● **Records supplied**:
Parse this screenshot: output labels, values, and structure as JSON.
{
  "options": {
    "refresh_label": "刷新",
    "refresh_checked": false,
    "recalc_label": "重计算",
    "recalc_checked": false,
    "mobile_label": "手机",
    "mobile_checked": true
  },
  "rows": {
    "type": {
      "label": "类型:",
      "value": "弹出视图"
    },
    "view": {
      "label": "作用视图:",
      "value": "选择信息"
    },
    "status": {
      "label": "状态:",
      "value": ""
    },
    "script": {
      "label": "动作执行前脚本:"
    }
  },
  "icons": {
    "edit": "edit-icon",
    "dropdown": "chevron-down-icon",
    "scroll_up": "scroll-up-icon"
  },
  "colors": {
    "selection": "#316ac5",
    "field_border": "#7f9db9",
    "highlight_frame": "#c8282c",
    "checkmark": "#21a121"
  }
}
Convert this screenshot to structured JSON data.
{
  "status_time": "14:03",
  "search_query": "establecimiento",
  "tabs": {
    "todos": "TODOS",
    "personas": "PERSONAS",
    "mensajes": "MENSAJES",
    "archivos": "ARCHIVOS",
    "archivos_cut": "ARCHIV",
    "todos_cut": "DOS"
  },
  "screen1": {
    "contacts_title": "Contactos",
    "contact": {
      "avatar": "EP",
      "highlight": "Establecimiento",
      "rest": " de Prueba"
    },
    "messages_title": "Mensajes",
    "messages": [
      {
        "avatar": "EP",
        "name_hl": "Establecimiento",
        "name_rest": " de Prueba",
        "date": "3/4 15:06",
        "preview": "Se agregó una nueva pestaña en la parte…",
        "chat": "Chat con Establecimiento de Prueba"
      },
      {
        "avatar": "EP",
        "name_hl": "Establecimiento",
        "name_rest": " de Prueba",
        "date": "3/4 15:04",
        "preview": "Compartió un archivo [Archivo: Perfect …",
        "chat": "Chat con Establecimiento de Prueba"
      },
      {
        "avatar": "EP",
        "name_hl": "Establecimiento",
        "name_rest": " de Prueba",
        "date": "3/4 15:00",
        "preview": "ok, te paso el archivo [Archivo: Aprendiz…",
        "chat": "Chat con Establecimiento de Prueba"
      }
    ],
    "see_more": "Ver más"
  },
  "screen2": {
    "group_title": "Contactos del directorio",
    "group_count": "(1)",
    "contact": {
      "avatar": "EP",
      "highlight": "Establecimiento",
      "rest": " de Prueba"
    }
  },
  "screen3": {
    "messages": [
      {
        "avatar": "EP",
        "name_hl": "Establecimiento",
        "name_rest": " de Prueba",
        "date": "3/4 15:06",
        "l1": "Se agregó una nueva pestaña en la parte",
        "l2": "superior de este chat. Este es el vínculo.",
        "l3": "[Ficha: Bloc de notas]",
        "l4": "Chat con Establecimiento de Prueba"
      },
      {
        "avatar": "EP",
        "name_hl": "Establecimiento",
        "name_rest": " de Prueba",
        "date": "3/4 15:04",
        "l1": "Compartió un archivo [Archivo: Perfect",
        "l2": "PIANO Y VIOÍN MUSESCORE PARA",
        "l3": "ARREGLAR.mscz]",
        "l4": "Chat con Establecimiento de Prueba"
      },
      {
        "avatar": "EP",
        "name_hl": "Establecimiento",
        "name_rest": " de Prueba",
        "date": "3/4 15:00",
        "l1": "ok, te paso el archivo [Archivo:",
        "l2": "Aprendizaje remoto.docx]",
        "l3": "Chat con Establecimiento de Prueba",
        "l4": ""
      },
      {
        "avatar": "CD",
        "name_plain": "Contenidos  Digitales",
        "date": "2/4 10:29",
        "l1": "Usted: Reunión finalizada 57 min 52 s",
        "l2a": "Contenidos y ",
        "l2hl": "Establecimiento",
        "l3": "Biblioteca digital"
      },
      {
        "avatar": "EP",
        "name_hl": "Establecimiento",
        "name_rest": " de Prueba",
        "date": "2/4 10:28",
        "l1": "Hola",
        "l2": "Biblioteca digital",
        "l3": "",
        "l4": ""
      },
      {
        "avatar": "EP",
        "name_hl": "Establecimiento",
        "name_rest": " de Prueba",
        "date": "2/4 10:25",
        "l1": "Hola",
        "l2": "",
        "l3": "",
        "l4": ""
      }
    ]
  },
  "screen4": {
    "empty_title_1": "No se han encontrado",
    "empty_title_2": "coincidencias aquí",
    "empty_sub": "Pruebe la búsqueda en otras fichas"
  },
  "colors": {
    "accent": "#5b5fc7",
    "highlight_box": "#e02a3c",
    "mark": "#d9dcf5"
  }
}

● **Your task**: Take each line containing the string "this" and copy it out.

● **The output**:
Parse this screenshot: output labels, values, and structure as JSON.
Convert this screenshot to structured JSON data.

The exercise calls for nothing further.